| What is required |
Filter the records below for the word "انظر". Copy each line that holds it.

| Given entries |
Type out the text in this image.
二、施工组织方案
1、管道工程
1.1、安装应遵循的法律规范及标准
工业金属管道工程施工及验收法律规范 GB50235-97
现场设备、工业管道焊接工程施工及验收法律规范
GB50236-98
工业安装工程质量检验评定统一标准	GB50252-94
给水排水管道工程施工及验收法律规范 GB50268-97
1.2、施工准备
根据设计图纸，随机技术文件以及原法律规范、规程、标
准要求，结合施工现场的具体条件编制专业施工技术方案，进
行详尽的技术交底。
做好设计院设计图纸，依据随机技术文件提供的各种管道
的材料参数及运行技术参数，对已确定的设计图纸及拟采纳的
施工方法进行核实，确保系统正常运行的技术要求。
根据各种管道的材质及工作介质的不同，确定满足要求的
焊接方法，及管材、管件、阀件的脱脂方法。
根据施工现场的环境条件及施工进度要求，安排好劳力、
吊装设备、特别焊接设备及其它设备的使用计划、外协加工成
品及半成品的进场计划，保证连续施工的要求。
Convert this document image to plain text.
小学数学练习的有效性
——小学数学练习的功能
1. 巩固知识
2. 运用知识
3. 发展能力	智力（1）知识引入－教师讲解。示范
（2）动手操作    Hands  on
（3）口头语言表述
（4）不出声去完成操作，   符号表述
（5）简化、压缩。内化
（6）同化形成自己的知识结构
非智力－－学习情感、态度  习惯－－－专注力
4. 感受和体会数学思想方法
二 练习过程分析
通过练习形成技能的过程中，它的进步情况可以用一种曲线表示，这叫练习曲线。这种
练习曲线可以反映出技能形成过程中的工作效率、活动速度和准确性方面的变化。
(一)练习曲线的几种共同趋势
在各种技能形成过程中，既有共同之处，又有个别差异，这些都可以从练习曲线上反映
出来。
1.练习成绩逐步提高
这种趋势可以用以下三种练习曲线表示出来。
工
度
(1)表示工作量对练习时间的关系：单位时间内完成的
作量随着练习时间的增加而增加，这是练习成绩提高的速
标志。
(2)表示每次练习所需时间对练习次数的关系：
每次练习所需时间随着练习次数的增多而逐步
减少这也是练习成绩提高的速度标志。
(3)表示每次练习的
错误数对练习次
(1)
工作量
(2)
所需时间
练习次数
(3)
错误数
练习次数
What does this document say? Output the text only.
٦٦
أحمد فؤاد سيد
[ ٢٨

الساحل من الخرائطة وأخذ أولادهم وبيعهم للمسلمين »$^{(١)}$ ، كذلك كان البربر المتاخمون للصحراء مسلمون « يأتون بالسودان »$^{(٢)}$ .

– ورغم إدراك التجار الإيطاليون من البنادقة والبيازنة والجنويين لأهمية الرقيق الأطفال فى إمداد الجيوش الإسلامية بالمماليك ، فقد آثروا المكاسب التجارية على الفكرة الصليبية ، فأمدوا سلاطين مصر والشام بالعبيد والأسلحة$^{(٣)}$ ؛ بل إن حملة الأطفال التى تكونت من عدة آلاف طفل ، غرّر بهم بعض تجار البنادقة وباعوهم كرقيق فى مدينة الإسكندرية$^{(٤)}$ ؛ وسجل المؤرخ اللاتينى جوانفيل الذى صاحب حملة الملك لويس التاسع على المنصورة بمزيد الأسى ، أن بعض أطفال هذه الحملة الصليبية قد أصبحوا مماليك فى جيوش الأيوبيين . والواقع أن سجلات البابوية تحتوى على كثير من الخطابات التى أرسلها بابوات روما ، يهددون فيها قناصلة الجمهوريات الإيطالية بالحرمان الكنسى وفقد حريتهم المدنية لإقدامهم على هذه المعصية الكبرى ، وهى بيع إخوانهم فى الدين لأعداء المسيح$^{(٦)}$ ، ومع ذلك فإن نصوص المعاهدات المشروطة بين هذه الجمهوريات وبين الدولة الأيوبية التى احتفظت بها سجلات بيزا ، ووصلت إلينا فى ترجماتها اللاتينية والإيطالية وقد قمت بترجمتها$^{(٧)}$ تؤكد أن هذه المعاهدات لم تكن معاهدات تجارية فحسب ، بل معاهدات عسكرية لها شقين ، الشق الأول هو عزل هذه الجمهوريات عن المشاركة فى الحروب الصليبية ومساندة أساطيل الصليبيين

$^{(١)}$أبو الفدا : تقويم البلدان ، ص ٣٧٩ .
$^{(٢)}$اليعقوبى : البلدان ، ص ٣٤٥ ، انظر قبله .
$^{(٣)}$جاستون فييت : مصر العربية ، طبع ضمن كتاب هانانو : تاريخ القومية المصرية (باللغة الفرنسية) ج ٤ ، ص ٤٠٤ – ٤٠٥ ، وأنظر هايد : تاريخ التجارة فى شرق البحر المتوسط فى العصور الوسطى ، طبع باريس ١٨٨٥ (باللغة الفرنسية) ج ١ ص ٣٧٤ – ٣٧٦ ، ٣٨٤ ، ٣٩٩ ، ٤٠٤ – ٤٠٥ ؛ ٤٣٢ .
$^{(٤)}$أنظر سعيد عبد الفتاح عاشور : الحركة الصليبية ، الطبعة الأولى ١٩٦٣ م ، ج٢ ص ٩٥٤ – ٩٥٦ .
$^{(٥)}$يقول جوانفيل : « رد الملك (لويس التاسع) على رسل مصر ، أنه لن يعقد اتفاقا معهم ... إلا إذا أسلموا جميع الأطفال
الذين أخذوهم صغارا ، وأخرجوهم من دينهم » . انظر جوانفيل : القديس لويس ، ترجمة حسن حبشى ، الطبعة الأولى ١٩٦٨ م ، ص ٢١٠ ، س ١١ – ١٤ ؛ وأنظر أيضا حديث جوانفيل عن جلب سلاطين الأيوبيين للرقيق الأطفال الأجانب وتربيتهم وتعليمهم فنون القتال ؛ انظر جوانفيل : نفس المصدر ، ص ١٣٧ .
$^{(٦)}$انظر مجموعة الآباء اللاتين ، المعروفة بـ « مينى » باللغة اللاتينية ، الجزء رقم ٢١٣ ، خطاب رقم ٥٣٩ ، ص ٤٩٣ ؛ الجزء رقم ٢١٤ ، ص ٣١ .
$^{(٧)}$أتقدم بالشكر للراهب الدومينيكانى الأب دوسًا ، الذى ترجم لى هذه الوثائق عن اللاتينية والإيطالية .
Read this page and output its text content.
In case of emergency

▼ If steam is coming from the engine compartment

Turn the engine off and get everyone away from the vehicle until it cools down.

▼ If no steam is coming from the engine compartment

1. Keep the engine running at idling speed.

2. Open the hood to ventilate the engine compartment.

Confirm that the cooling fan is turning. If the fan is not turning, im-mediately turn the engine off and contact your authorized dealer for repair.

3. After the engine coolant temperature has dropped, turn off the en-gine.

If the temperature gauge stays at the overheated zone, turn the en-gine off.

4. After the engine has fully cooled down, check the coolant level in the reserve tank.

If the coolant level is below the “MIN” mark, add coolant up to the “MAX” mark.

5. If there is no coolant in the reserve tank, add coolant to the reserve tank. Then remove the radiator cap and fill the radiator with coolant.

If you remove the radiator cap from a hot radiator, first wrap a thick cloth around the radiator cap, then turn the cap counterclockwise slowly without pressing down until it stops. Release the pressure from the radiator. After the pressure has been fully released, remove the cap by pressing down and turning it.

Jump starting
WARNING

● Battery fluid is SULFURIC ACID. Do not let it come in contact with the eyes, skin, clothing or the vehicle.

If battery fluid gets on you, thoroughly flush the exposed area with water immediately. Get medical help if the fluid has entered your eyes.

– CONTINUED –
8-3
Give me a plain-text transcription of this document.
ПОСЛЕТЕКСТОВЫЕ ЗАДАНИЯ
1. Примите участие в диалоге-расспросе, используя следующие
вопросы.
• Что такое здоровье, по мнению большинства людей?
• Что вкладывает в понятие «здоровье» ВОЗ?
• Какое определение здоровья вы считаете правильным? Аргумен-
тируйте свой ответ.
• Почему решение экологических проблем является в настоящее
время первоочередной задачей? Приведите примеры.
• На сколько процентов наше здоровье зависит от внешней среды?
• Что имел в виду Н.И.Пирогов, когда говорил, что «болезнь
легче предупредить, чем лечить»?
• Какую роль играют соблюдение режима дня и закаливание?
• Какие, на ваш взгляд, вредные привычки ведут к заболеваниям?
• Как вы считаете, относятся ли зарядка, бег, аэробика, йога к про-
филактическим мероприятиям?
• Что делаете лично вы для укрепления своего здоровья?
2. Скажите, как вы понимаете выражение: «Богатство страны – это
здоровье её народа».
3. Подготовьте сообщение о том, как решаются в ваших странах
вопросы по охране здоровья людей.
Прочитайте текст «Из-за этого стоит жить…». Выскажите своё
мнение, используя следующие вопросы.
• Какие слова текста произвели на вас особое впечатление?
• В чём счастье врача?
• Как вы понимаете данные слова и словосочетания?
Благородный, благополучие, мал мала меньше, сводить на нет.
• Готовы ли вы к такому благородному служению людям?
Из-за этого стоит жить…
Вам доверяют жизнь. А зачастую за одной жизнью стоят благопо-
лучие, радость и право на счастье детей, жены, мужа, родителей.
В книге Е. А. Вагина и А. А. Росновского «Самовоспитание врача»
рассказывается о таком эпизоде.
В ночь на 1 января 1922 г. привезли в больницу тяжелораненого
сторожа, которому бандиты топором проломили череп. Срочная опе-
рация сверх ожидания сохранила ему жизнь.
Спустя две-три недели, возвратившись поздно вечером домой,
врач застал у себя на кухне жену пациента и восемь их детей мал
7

| Reply |
$^{(٢)}$اليعقوبى : البلدان ، ص ٣٤٥ ، انظر قبله .
الذين أخذوهم صغارا ، وأخرجوهم من دينهم » . انظر جوانفيل : القديس لويس ، ترجمة حسن حبشى ، الطبعة الأولى ١٩٦٨ م ، ص ٢١٠ ، س ١١ – ١٤ ؛ وأنظر أيضا حديث جوانفيل عن جلب سلاطين الأيوبيين للرقيق الأطفال الأجانب وتربيتهم وتعليمهم فنون القتال ؛ انظر جوانفيل : نفس المصدر ، ص ١٣٧ .
$^{(٦)}$انظر مجموعة الآباء اللاتين ، المعروفة بـ « مينى » باللغة اللاتينية ، الجزء رقم ٢١٣ ، خطاب رقم ٥٣٩ ، ص ٤٩٣ ؛ الجزء رقم ٢١٤ ، ص ٣١ .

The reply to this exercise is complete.